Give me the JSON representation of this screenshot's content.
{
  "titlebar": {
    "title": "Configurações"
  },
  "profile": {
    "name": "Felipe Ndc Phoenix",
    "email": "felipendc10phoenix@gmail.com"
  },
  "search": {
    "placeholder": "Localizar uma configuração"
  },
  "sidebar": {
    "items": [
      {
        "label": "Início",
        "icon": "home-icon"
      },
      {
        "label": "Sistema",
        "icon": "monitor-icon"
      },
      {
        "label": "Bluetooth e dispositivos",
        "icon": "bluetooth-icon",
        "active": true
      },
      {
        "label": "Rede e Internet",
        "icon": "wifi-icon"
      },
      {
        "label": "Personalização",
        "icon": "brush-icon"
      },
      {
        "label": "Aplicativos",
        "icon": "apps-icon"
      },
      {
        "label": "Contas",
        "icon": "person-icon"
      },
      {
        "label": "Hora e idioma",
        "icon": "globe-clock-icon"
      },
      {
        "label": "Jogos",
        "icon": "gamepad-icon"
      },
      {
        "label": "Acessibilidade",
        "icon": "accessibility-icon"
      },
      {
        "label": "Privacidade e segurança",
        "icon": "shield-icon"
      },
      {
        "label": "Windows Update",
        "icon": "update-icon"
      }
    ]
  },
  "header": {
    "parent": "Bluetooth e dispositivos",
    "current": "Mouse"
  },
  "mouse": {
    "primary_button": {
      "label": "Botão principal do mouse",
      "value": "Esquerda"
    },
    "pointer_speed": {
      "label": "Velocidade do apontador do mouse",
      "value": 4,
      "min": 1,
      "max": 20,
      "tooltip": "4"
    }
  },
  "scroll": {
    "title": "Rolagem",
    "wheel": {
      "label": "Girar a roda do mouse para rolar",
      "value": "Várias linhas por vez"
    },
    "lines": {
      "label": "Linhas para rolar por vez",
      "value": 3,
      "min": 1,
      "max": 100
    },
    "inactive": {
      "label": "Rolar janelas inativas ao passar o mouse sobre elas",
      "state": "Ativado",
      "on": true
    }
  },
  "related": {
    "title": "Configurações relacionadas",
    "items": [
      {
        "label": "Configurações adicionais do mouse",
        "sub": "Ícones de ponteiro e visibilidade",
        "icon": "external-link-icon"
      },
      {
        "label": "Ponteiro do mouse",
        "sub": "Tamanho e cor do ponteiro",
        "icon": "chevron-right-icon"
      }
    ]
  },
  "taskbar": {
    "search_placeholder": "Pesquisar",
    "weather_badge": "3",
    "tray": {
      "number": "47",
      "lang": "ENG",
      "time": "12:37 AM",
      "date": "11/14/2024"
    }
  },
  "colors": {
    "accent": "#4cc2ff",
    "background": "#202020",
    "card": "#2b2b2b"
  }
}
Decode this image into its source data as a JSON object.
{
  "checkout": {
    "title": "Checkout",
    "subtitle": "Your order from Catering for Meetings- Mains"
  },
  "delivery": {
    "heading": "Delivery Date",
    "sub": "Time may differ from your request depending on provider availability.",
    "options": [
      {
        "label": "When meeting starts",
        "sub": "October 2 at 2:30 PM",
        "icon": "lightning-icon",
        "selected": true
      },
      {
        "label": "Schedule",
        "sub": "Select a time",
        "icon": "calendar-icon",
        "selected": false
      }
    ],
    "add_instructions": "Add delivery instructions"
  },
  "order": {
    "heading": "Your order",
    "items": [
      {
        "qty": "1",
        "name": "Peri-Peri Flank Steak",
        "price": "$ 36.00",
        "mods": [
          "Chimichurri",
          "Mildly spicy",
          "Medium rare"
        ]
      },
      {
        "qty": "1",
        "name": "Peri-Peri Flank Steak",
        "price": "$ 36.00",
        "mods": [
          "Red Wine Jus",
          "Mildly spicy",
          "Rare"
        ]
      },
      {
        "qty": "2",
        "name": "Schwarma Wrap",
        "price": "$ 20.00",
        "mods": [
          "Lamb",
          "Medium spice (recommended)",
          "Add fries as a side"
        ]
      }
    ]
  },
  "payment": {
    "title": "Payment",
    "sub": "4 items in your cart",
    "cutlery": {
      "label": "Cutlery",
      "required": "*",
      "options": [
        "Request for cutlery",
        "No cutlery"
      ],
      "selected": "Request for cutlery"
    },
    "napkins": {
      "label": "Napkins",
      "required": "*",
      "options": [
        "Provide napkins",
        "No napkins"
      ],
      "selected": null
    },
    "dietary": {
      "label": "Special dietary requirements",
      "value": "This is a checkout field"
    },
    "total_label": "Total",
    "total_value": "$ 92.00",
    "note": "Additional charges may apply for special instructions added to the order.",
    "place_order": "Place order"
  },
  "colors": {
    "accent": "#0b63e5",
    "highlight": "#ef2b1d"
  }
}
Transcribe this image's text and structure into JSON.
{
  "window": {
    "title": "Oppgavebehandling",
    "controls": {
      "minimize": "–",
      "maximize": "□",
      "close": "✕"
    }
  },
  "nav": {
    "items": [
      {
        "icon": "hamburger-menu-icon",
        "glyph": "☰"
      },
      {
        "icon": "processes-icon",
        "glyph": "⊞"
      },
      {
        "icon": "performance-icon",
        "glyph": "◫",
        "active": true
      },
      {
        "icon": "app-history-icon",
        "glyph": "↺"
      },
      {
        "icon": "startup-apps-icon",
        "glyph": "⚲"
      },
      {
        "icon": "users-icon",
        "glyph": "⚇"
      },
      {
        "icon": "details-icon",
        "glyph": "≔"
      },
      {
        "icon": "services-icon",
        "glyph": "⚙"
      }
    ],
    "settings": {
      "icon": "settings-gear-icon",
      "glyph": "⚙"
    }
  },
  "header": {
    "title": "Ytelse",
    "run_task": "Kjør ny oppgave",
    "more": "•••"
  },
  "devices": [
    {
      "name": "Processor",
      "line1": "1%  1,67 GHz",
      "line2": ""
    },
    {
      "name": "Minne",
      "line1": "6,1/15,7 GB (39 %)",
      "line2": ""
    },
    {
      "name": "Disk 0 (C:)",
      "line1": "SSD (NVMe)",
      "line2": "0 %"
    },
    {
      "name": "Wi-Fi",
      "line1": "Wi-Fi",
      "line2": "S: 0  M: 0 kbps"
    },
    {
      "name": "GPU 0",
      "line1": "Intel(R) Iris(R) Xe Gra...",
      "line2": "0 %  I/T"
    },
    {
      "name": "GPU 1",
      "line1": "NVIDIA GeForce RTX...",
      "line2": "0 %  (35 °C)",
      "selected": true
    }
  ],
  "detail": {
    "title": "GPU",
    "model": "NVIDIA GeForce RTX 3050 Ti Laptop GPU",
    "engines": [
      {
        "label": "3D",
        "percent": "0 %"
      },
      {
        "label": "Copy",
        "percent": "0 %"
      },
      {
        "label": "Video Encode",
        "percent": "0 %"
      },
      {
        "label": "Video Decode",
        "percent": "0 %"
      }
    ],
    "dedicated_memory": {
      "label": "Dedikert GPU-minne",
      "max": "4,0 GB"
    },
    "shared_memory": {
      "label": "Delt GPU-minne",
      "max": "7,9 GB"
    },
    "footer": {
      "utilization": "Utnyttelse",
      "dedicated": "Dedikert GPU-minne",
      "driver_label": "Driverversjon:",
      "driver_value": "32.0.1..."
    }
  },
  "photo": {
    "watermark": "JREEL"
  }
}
- - -
--- Stated problem ---
Print the listing above in full, exactly as it is.

--- Reply to the exercise ---
Give me the JSON representation of this screenshot's content.
{
  "titlebar": {
    "title": "Configurações"
  },
  "profile": {
    "name": "Felipe Ndc Phoenix",
    "email": "felipendc10phoenix@gmail.com"
  },
  "search": {
    "placeholder": "Localizar uma configuração"
  },
  "sidebar": {
    "items": [
      {
        "label": "Início",
        "icon": "home-icon"
      },
      {
        "label": "Sistema",
        "icon": "monitor-icon"
      },
      {
        "label": "Bluetooth e dispositivos",
        "icon": "bluetooth-icon",
        "active": true
      },
      {
        "label": "Rede e Internet",
        "icon": "wifi-icon"
      },
      {
        "label": "Personalização",
        "icon": "brush-icon"
      },
      {
        "label": "Aplicativos",
        "icon": "apps-icon"
      },
      {
        "label": "Contas",
        "icon": "person-icon"
      },
      {
        "label": "Hora e idioma",
        "icon": "globe-clock-icon"
      },
      {
        "label": "Jogos",
        "icon": "gamepad-icon"
      },
      {
        "label": "Acessibilidade",
        "icon": "accessibility-icon"
      },
      {
        "label": "Privacidade e segurança",
        "icon": "shield-icon"
      },
      {
        "label": "Windows Update",
        "icon": "update-icon"
      }
    ]
  },
  "header": {
    "parent": "Bluetooth e dispositivos",
    "current": "Mouse"
  },
  "mouse": {
    "primary_button": {
      "label": "Botão principal do mouse",
      "value": "Esquerda"
    },
    "pointer_speed": {
      "label": "Velocidade do apontador do mouse",
      "value": 4,
      "min": 1,
      "max": 20,
      "tooltip": "4"
    }
  },
  "scroll": {
    "title": "Rolagem",
    "wheel": {
      "label": "Girar a roda do mouse para rolar",
      "value": "Várias linhas por vez"
    },
    "lines": {
      "label": "Linhas para rolar por vez",
      "value": 3,
      "min": 1,
      "max": 100
    },
    "inactive": {
      "label": "Rolar janelas inativas ao passar o mouse sobre elas",
      "state": "Ativado",
      "on": true
    }
  },
  "related": {
    "title": "Configurações relacionadas",
    "items": [
      {
        "label": "Configurações adicionais do mouse",
        "sub": "Ícones de ponteiro e visibilidade",
        "icon": "external-link-icon"
      },
      {
        "label": "Ponteiro do mouse",
        "sub": "Tamanho e cor do ponteiro",
        "icon": "chevron-right-icon"
      }
    ]
  },
  "taskbar": {
    "search_placeholder": "Pesquisar",
    "weather_badge": "3",
    "tray": {
      "number": "47",
      "lang": "ENG",
      "time": "12:37 AM",
      "date": "11/14/2024"
    }
  },
  "colors": {
    "accent": "#4cc2ff",
    "background": "#202020",
    "card": "#2b2b2b"
  }
}
Decode this image into its source data as a JSON object.
{
  "checkout": {
    "title": "Checkout",
    "subtitle": "Your order from Catering for Meetings- Mains"
  },
  "delivery": {
    "heading": "Delivery Date",
    "sub": "Time may differ from your request depending on provider availability.",
    "options": [
      {
        "label": "When meeting starts",
        "sub": "October 2 at 2:30 PM",
        "icon": "lightning-icon",
        "selected": true
      },
      {
        "label": "Schedule",
        "sub": "Select a time",
        "icon": "calendar-icon",
        "selected": false
      }
    ],
    "add_instructions": "Add delivery instructions"
  },
  "order": {
    "heading": "Your order",
    "items": [
      {
        "qty": "1",
        "name": "Peri-Peri Flank Steak",
        "price": "$ 36.00",
        "mods": [
          "Chimichurri",
          "Mildly spicy",
          "Medium rare"
        ]
      },
      {
        "qty": "1",
        "name": "Peri-Peri Flank Steak",
        "price": "$ 36.00",
        "mods": [
          "Red Wine Jus",
          "Mildly spicy",
          "Rare"
        ]
      },
      {
        "qty": "2",
        "name": "Schwarma Wrap",
        "price": "$ 20.00",
        "mods": [
          "Lamb",
          "Medium spice (recommended)",
          "Add fries as a side"
        ]
      }
    ]
  },
  "payment": {
    "title": "Payment",
    "sub": "4 items in your cart",
    "cutlery": {
      "label": "Cutlery",
      "required": "*",
      "options": [
        "Request for cutlery",
        "No cutlery"
      ],
      "selected": "Request for cutlery"
    },
    "napkins": {
      "label": "Napkins",
      "required": "*",
      "options": [
        "Provide napkins",
        "No napkins"
      ],
      "selected": null
    },
    "dietary": {
      "label": "Special dietary requirements",
      "value": "This is a checkout field"
    },
    "total_label": "Total",
    "total_value": "$ 92.00",
    "note": "Additional charges may apply for special instructions added to the order.",
    "place_order": "Place order"
  },
  "colors": {
    "accent": "#0b63e5",
    "highlight": "#ef2b1d"
  }
}
Transcribe this image's text and structure into JSON.
{
  "window": {
    "title": "Oppgavebehandling",
    "controls": {
      "minimize": "–",
      "maximize": "□",
      "close": "✕"
    }
  },
  "nav": {
    "items": [
      {
        "icon": "hamburger-menu-icon",
        "glyph": "☰"
      },
      {
        "icon": "processes-icon",
        "glyph": "⊞"
      },
      {
        "icon": "performance-icon",
        "glyph": "◫",
        "active": true
      },
      {
        "icon": "app-history-icon",
        "glyph": "↺"
      },
      {
        "icon": "startup-apps-icon",
        "glyph": "⚲"
      },
      {
        "icon": "users-icon",
        "glyph": "⚇"
      },
      {
        "icon": "details-icon",
        "glyph": "≔"
      },
      {
        "icon": "services-icon",
        "glyph": "⚙"
      }
    ],
    "settings": {
      "icon": "settings-gear-icon",
      "glyph": "⚙"
    }
  },
  "header": {
    "title": "Ytelse",
    "run_task": "Kjør ny oppgave",
    "more": "•••"
  },
  "devices": [
    {
      "name": "Processor",
      "line1": "1%  1,67 GHz",
      "line2": ""
    },
    {
      "name": "Minne",
      "line1": "6,1/15,7 GB (39 %)",
      "line2": ""
    },
    {
      "name": "Disk 0 (C:)",
      "line1": "SSD (NVMe)",
      "line2": "0 %"
    },
    {
      "name": "Wi-Fi",
      "line1": "Wi-Fi",
      "line2": "S: 0  M: 0 kbps"
    },
    {
      "name": "GPU 0",
      "line1": "Intel(R) Iris(R) Xe Gra...",
      "line2": "0 %  I/T"
    },
    {
      "name": "GPU 1",
      "line1": "NVIDIA GeForce RTX...",
      "line2": "0 %  (35 °C)",
      "selected": true
    }
  ],
  "detail": {
    "title": "GPU",
    "model": "NVIDIA GeForce RTX 3050 Ti Laptop GPU",
    "engines": [
      {
        "label": "3D",
        "percent": "0 %"
      },
      {
        "label": "Copy",
        "percent": "0 %"
      },
      {
        "label": "Video Encode",
        "percent": "0 %"
      },
      {
        "label": "Video Decode",
        "percent": "0 %"
      }
    ],
    "dedicated_memory": {
      "label": "Dedikert GPU-minne",
      "max": "4,0 GB"
    },
    "shared_memory": {
      "label": "Delt GPU-minne",
      "max": "7,9 GB"
    },
    "footer": {
      "utilization": "Utnyttelse",
      "dedicated": "Dedikert GPU-minne",
      "driver_label": "Driverversjon:",
      "driver_value": "32.0.1..."
    }
  },
  "photo": {
    "watermark": "JREEL"
  }
}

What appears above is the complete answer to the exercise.